(Figure data in JSON)
****************
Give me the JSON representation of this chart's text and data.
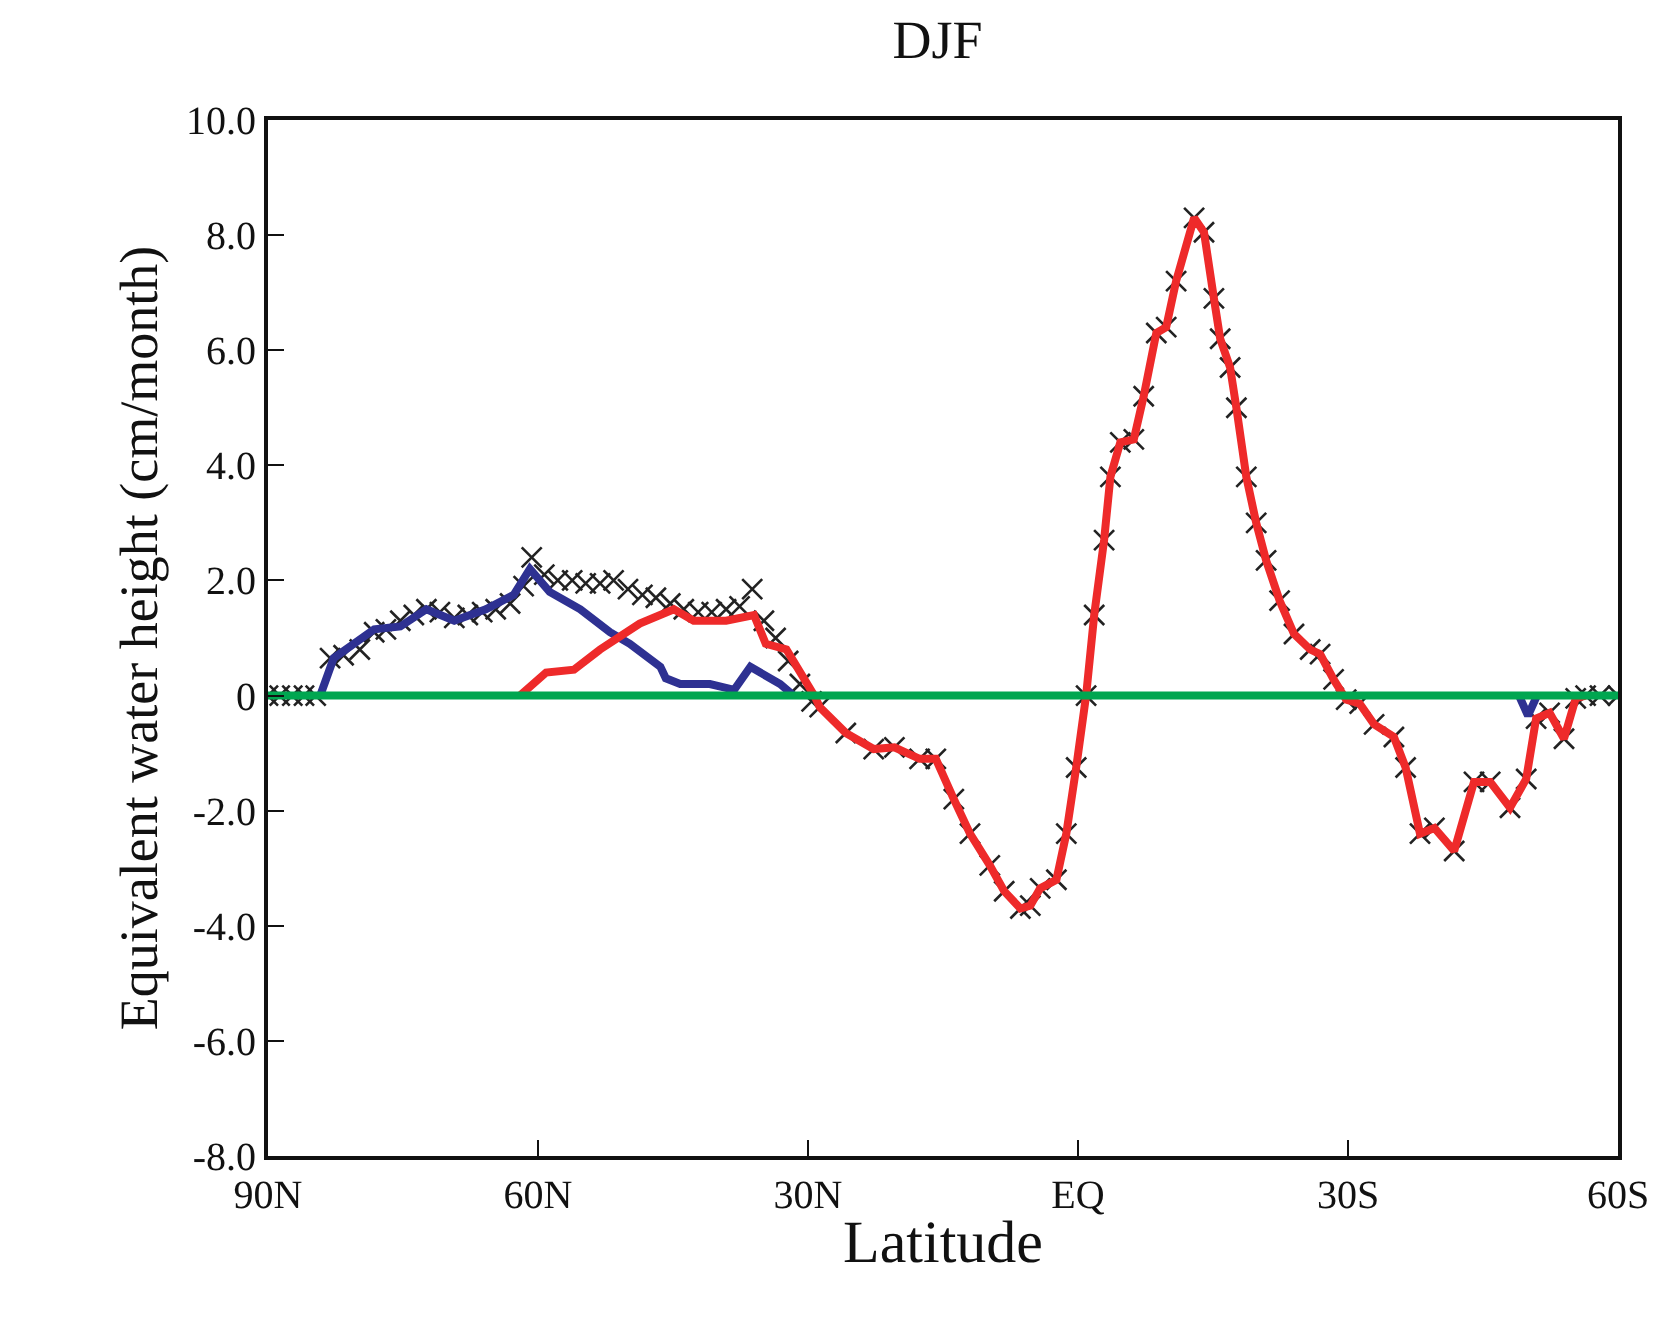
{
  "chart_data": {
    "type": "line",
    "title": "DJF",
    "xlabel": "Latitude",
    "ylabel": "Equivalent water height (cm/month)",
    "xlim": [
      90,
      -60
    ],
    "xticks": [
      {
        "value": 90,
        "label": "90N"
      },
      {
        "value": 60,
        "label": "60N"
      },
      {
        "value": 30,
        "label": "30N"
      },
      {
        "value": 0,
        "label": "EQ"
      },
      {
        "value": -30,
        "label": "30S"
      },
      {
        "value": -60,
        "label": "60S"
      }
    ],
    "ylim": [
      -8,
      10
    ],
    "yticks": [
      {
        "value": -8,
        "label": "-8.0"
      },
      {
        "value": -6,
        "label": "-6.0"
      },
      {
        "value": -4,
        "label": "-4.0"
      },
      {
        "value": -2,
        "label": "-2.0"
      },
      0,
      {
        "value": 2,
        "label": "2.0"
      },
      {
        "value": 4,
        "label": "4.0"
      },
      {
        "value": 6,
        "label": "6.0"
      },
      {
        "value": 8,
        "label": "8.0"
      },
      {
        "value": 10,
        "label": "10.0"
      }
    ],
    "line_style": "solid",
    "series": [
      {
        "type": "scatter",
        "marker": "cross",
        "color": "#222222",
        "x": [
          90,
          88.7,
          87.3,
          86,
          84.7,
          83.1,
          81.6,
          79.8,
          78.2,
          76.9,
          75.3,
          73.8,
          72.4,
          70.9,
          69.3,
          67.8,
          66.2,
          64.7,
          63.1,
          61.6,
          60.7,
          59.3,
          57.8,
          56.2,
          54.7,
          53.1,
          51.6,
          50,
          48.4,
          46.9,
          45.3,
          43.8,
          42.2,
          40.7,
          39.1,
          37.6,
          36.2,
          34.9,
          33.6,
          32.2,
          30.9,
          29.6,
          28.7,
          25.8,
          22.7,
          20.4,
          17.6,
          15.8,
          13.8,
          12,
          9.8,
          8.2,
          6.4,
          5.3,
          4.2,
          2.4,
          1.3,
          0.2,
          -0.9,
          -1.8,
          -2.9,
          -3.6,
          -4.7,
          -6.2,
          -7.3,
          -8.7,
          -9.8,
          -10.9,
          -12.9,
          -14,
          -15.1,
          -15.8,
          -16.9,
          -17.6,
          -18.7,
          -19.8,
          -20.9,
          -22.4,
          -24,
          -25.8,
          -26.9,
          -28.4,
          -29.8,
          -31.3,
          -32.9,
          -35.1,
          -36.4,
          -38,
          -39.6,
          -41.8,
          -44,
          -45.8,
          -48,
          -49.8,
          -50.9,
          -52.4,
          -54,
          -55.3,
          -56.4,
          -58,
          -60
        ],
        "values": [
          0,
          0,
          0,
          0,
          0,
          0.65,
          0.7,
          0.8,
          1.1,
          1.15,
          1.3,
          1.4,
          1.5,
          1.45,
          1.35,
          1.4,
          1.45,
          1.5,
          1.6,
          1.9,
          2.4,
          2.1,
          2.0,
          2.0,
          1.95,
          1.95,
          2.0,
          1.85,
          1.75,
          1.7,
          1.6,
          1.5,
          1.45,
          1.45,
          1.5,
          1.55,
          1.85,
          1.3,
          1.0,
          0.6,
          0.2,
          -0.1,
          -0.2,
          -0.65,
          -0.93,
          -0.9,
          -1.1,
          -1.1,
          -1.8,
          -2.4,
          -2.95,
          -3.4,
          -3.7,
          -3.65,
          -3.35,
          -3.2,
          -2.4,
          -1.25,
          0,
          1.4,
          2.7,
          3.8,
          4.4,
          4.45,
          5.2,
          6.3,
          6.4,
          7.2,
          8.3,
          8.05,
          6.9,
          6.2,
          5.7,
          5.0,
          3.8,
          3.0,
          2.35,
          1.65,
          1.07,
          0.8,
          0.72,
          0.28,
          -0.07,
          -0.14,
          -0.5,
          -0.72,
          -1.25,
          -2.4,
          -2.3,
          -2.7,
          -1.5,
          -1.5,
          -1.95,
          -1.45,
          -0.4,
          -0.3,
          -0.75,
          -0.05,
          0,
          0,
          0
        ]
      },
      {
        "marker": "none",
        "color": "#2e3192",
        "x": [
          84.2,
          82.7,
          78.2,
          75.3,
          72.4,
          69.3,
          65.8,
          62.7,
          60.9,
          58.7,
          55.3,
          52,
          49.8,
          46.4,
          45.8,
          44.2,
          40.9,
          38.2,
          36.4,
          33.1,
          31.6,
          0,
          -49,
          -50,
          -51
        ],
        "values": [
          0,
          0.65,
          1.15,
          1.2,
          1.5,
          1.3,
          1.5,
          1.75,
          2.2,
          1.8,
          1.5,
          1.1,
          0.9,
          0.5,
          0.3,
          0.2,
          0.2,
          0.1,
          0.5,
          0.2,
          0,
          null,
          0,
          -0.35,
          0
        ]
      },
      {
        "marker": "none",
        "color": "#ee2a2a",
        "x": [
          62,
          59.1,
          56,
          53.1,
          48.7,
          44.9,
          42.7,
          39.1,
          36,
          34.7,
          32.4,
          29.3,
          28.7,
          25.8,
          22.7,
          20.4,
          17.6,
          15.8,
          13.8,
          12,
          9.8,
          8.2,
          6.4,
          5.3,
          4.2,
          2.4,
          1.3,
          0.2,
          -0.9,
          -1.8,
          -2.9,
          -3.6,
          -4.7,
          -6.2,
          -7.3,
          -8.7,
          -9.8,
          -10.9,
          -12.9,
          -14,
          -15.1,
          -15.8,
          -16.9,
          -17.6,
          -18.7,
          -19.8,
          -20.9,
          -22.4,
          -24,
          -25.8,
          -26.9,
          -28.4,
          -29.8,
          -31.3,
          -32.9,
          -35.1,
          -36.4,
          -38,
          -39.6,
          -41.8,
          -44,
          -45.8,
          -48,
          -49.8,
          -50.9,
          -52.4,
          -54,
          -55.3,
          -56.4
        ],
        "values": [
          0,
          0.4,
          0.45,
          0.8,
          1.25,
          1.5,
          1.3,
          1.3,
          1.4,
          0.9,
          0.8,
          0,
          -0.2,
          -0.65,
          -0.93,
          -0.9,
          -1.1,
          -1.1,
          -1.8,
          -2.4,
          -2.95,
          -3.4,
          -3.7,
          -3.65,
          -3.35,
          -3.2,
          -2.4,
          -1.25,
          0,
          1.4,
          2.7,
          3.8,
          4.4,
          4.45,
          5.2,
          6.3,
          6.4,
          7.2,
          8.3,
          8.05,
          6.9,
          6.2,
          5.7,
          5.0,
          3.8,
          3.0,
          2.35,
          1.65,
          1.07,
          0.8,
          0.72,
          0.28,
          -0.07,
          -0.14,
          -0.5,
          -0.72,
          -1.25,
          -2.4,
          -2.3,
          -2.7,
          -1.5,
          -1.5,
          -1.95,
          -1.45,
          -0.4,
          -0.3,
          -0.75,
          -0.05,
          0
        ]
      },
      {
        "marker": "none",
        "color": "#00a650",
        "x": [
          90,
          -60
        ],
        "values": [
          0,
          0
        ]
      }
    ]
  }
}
****************
■ **PROBLEM DESCRIPTION**
Every line of the material is to be quoted exactly, with no pictures carried over.

■ **ANSWER**
Give me the JSON representation of this chart's text and data.
{
  "chart_data": {
    "type": "line",
    "title": "DJF",
    "xlabel": "Latitude",
    "ylabel": "Equivalent water height (cm/month)",
    "xlim": [
      90,
      -60
    ],
    "xticks": [
      {
        "value": 90,
        "label": "90N"
      },
      {
        "value": 60,
        "label": "60N"
      },
      {
        "value": 30,
        "label": "30N"
      },
      {
        "value": 0,
        "label": "EQ"
      },
      {
        "value": -30,
        "label": "30S"
      },
      {
        "value": -60,
        "label": "60S"
      }
    ],
    "ylim": [
      -8,
      10
    ],
    "yticks": [
      {
        "value": -8,
        "label": "-8.0"
      },
      {
        "value": -6,
        "label": "-6.0"
      },
      {
        "value": -4,
        "label": "-4.0"
      },
      {
        "value": -2,
        "label": "-2.0"
      },
      0,
      {
        "value": 2,
        "label": "2.0"
      },
      {
        "value": 4,
        "label": "4.0"
      },
      {
        "value": 6,
        "label": "6.0"
      },
      {
        "value": 8,
        "label": "8.0"
      },
      {
        "value": 10,
        "label": "10.0"
      }
    ],
    "line_style": "solid",
    "series": [
      {
        "type": "scatter",
        "marker": "cross",
        "color": "#222222",
        "x": [
          90,
          88.7,
          87.3,
          86,
          84.7,
          83.1,
          81.6,
          79.8,
          78.2,
          76.9,
          75.3,
          73.8,
          72.4,
          70.9,
          69.3,
          67.8,
          66.2,
          64.7,
          63.1,
          61.6,
          60.7,
          59.3,
          57.8,
          56.2,
          54.7,
          53.1,
          51.6,
          50,
          48.4,
          46.9,
          45.3,
          43.8,
          42.2,
          40.7,
          39.1,
          37.6,
          36.2,
          34.9,
          33.6,
          32.2,
          30.9,
          29.6,
          28.7,
          25.8,
          22.7,
          20.4,
          17.6,
          15.8,
          13.8,
          12,
          9.8,
          8.2,
          6.4,
          5.3,
          4.2,
          2.4,
          1.3,
          0.2,
          -0.9,
          -1.8,
          -2.9,
          -3.6,
          -4.7,
          -6.2,
          -7.3,
          -8.7,
          -9.8,
          -10.9,
          -12.9,
          -14,
          -15.1,
          -15.8,
          -16.9,
          -17.6,
          -18.7,
          -19.8,
          -20.9,
          -22.4,
          -24,
          -25.8,
          -26.9,
          -28.4,
          -29.8,
          -31.3,
          -32.9,
          -35.1,
          -36.4,
          -38,
          -39.6,
          -41.8,
          -44,
          -45.8,
          -48,
          -49.8,
          -50.9,
          -52.4,
          -54,
          -55.3,
          -56.4,
          -58,
          -60
        ],
        "values": [
          0,
          0,
          0,
          0,
          0,
          0.65,
          0.7,
          0.8,
          1.1,
          1.15,
          1.3,
          1.4,
          1.5,
          1.45,
          1.35,
          1.4,
          1.45,
          1.5,
          1.6,
          1.9,
          2.4,
          2.1,
          2.0,
          2.0,
          1.95,
          1.95,
          2.0,
          1.85,
          1.75,
          1.7,
          1.6,
          1.5,
          1.45,
          1.45,
          1.5,
          1.55,
          1.85,
          1.3,
          1.0,
          0.6,
          0.2,
          -0.1,
          -0.2,
          -0.65,
          -0.93,
          -0.9,
          -1.1,
          -1.1,
          -1.8,
          -2.4,
          -2.95,
          -3.4,
          -3.7,
          -3.65,
          -3.35,
          -3.2,
          -2.4,
          -1.25,
          0,
          1.4,
          2.7,
          3.8,
          4.4,
          4.45,
          5.2,
          6.3,
          6.4,
          7.2,
          8.3,
          8.05,
          6.9,
          6.2,
          5.7,
          5.0,
          3.8,
          3.0,
          2.35,
          1.65,
          1.07,
          0.8,
          0.72,
          0.28,
          -0.07,
          -0.14,
          -0.5,
          -0.72,
          -1.25,
          -2.4,
          -2.3,
          -2.7,
          -1.5,
          -1.5,
          -1.95,
          -1.45,
          -0.4,
          -0.3,
          -0.75,
          -0.05,
          0,
          0,
          0
        ]
      },
      {
        "marker": "none",
        "color": "#2e3192",
        "x": [
          84.2,
          82.7,
          78.2,
          75.3,
          72.4,
          69.3,
          65.8,
          62.7,
          60.9,
          58.7,
          55.3,
          52,
          49.8,
          46.4,
          45.8,
          44.2,
          40.9,
          38.2,
          36.4,
          33.1,
          31.6,
          0,
          -49,
          -50,
          -51
        ],
        "values": [
          0,
          0.65,
          1.15,
          1.2,
          1.5,
          1.3,
          1.5,
          1.75,
          2.2,
          1.8,
          1.5,
          1.1,
          0.9,
          0.5,
          0.3,
          0.2,
          0.2,
          0.1,
          0.5,
          0.2,
          0,
          null,
          0,
          -0.35,
          0
        ]
      },
      {
        "marker": "none",
        "color": "#ee2a2a",
        "x": [
          62,
          59.1,
          56,
          53.1,
          48.7,
          44.9,
          42.7,
          39.1,
          36,
          34.7,
          32.4,
          29.3,
          28.7,
          25.8,
          22.7,
          20.4,
          17.6,
          15.8,
          13.8,
          12,
          9.8,
          8.2,
          6.4,
          5.3,
          4.2,
          2.4,
          1.3,
          0.2,
          -0.9,
          -1.8,
          -2.9,
          -3.6,
          -4.7,
          -6.2,
          -7.3,
          -8.7,
          -9.8,
          -10.9,
          -12.9,
          -14,
          -15.1,
          -15.8,
          -16.9,
          -17.6,
          -18.7,
          -19.8,
          -20.9,
          -22.4,
          -24,
          -25.8,
          -26.9,
          -28.4,
          -29.8,
          -31.3,
          -32.9,
          -35.1,
          -36.4,
          -38,
          -39.6,
          -41.8,
          -44,
          -45.8,
          -48,
          -49.8,
          -50.9,
          -52.4,
          -54,
          -55.3,
          -56.4
        ],
        "values": [
          0,
          0.4,
          0.45,
          0.8,
          1.25,
          1.5,
          1.3,
          1.3,
          1.4,
          0.9,
          0.8,
          0,
          -0.2,
          -0.65,
          -0.93,
          -0.9,
          -1.1,
          -1.1,
          -1.8,
          -2.4,
          -2.95,
          -3.4,
          -3.7,
          -3.65,
          -3.35,
          -3.2,
          -2.4,
          -1.25,
          0,
          1.4,
          2.7,
          3.8,
          4.4,
          4.45,
          5.2,
          6.3,
          6.4,
          7.2,
          8.3,
          8.05,
          6.9,
          6.2,
          5.7,
          5.0,
          3.8,
          3.0,
          2.35,
          1.65,
          1.07,
          0.8,
          0.72,
          0.28,
          -0.07,
          -0.14,
          -0.5,
          -0.72,
          -1.25,
          -2.4,
          -2.3,
          -2.7,
          -1.5,
          -1.5,
          -1.95,
          -1.45,
          -0.4,
          -0.3,
          -0.75,
          -0.05,
          0
        ]
      },
      {
        "marker": "none",
        "color": "#00a650",
        "x": [
          90,
          -60
        ],
        "values": [
          0,
          0
        ]
      }
    ]
  }
}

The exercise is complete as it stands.